#### [STATED PROBLEM]
Every line from the one that holds "OCR this image." through the final line should be returned exactly. Omit the pictures.

[Saved entries]
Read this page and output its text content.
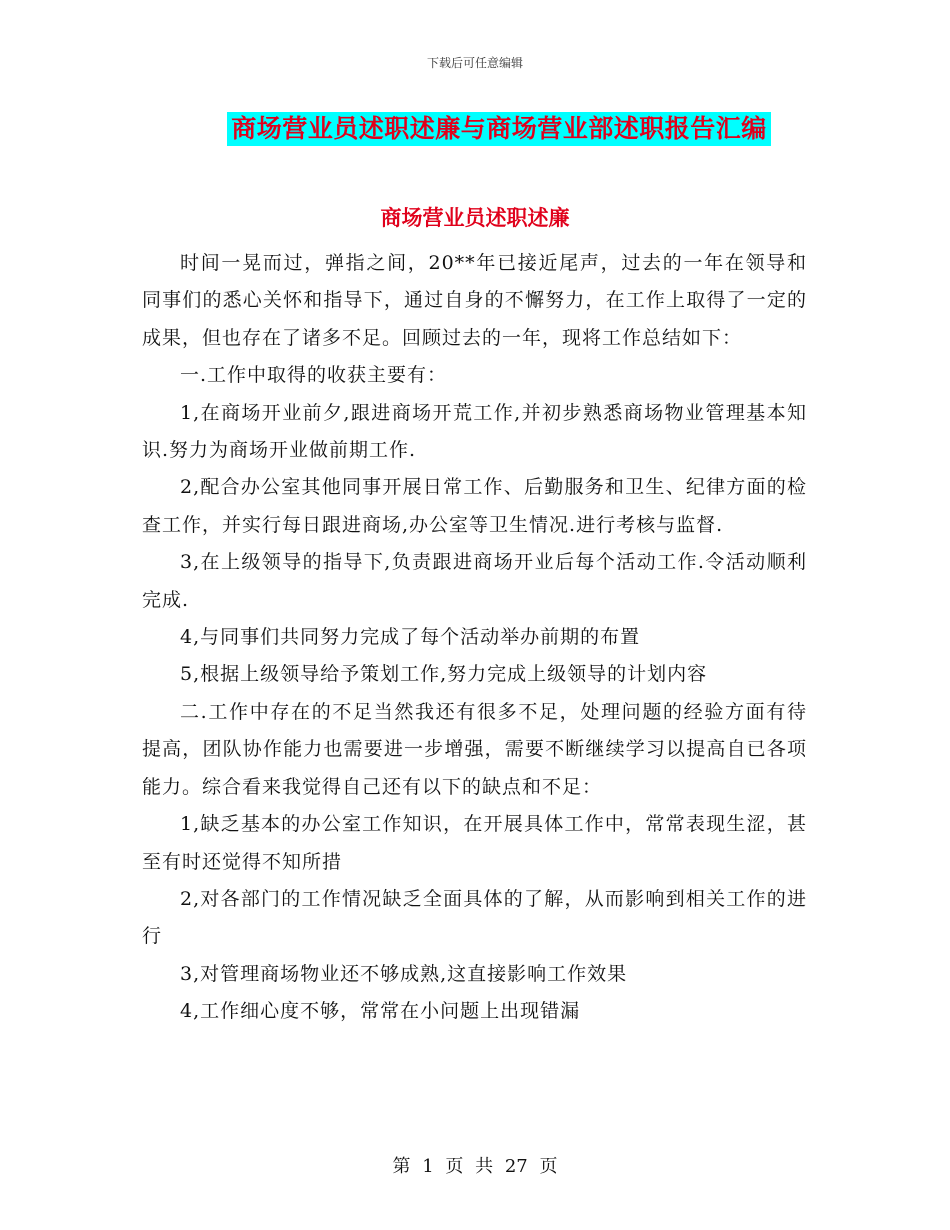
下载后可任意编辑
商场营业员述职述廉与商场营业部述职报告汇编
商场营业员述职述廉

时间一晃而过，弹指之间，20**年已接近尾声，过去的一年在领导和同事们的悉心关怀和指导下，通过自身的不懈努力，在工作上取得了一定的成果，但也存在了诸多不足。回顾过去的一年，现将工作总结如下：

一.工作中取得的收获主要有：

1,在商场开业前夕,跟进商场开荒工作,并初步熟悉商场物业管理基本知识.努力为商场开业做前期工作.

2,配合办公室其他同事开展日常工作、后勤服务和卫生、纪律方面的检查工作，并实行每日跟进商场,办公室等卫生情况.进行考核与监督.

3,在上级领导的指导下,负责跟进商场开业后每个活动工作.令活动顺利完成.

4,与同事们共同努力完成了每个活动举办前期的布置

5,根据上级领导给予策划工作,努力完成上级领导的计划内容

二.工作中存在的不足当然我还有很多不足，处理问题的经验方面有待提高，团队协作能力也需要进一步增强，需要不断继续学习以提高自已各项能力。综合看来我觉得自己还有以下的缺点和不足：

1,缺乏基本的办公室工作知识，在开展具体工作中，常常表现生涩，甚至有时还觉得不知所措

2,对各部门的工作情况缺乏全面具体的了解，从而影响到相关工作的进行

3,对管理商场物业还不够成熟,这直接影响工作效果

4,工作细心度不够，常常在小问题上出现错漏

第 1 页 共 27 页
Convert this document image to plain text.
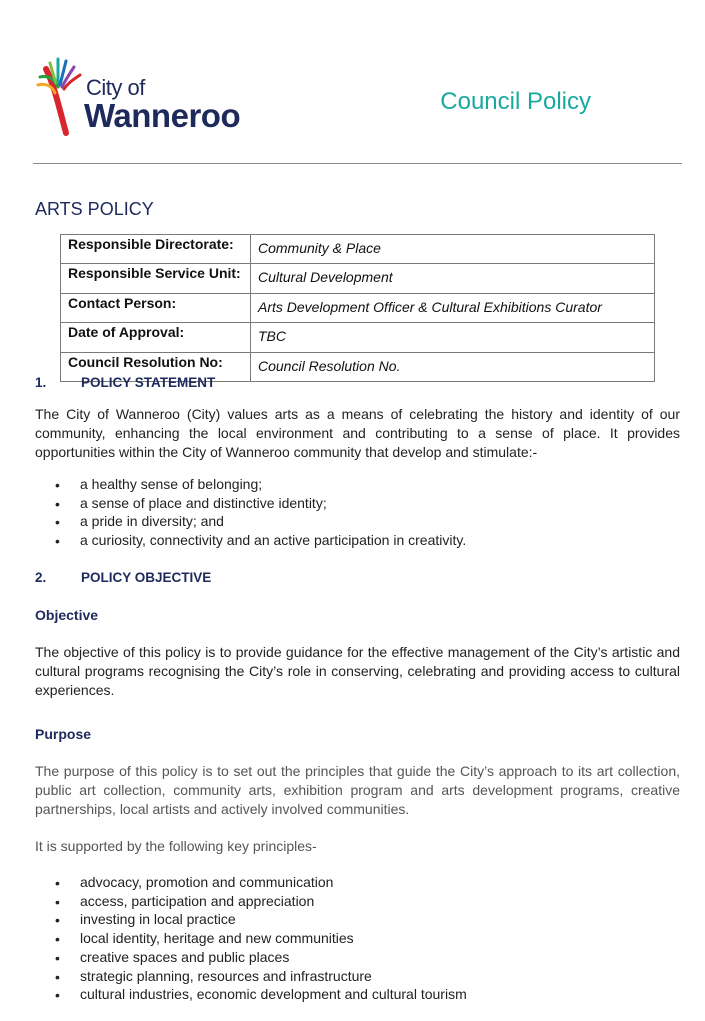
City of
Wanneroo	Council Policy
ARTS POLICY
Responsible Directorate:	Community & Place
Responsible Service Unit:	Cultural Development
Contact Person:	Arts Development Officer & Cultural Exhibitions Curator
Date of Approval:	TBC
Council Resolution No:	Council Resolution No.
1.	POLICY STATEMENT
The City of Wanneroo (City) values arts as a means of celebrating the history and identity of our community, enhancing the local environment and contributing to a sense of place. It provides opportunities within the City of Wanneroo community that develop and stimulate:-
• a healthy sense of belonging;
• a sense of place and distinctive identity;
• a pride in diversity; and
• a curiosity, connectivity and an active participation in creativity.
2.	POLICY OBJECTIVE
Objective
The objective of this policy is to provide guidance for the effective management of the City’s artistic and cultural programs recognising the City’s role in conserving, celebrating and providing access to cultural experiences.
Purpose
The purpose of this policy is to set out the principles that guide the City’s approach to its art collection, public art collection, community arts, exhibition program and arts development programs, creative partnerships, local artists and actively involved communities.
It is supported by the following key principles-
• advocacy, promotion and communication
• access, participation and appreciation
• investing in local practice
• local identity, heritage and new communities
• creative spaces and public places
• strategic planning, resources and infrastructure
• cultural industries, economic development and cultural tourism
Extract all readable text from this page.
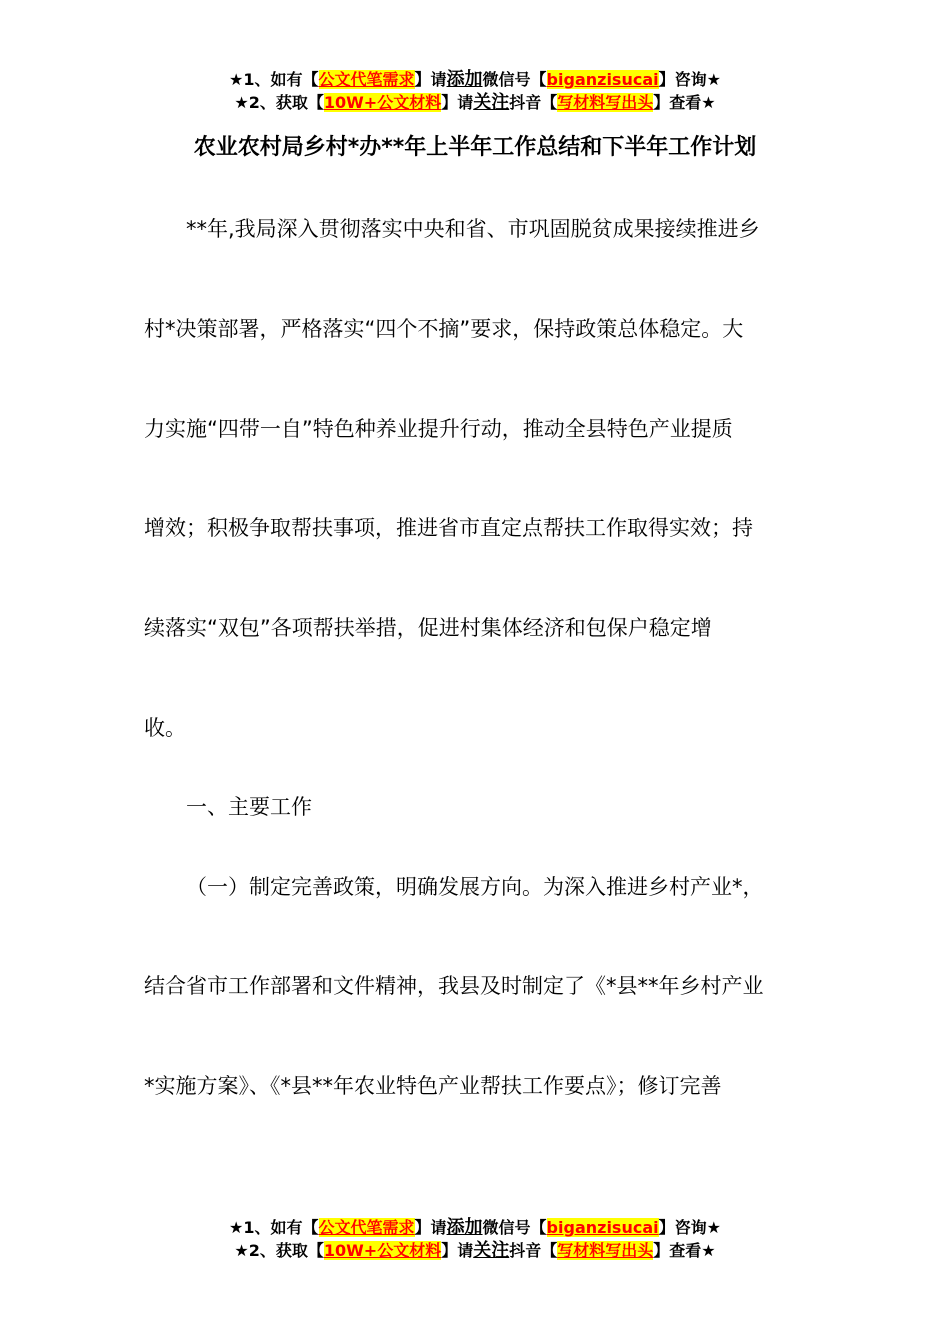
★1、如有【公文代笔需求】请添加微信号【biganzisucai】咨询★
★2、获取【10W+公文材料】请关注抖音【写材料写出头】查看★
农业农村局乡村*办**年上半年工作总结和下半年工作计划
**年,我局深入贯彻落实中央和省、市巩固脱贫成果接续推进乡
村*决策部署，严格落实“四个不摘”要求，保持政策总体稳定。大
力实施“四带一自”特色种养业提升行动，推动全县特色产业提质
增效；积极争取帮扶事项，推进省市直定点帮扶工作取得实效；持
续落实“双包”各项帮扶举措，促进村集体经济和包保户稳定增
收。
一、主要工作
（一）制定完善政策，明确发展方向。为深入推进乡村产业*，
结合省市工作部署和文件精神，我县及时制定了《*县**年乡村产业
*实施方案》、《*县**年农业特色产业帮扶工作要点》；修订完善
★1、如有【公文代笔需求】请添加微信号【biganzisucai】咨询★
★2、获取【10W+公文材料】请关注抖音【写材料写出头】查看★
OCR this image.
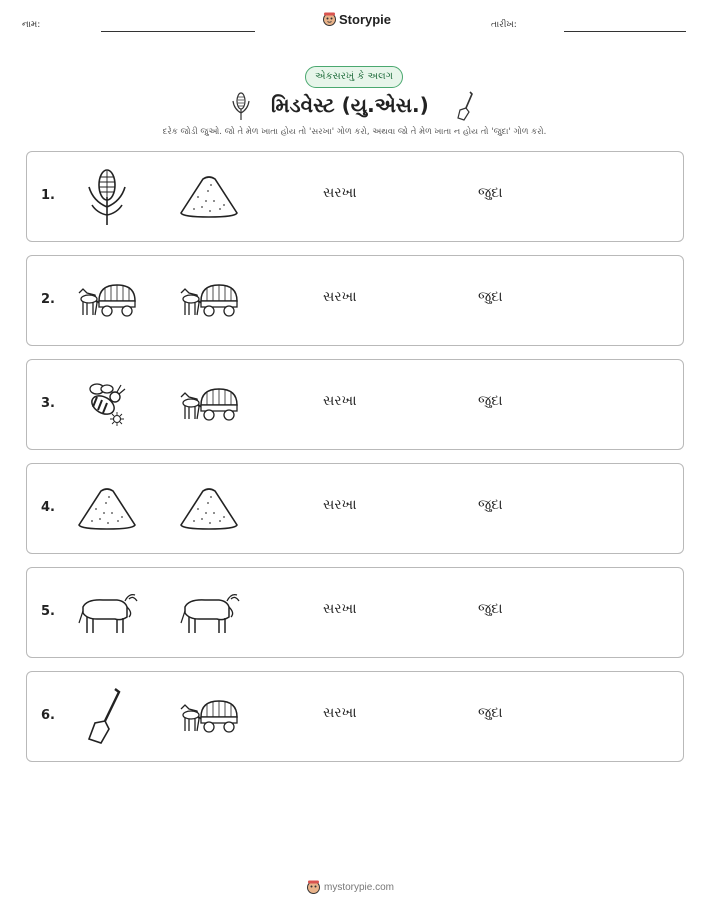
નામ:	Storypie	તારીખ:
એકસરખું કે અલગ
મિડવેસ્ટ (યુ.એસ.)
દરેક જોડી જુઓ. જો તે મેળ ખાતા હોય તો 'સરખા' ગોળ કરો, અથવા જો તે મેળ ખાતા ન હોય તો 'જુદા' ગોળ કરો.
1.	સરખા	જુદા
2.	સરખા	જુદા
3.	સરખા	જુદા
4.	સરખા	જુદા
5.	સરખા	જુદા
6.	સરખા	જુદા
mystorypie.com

#### [EXERCISE RESULT]
OCR this image.
નામ:	Storypie	તારીખ:
એકસરખું કે અલગ
મિડવેસ્ટ (યુ.એસ.)
દરેક જોડી જુઓ. જો તે મેળ ખાતા હોય તો 'સરખા' ગોળ કરો, અથવા જો તે મેળ ખાતા ન હોય તો 'જુદા' ગોળ કરો.
1.	સરખા	જુદા
2.	સરખા	જુદા
3.	સરખા	જુદા
4.	સરખા	જુદા
5.	સરખા	જુદા
6.	સરખા	જુદા
mystorypie.com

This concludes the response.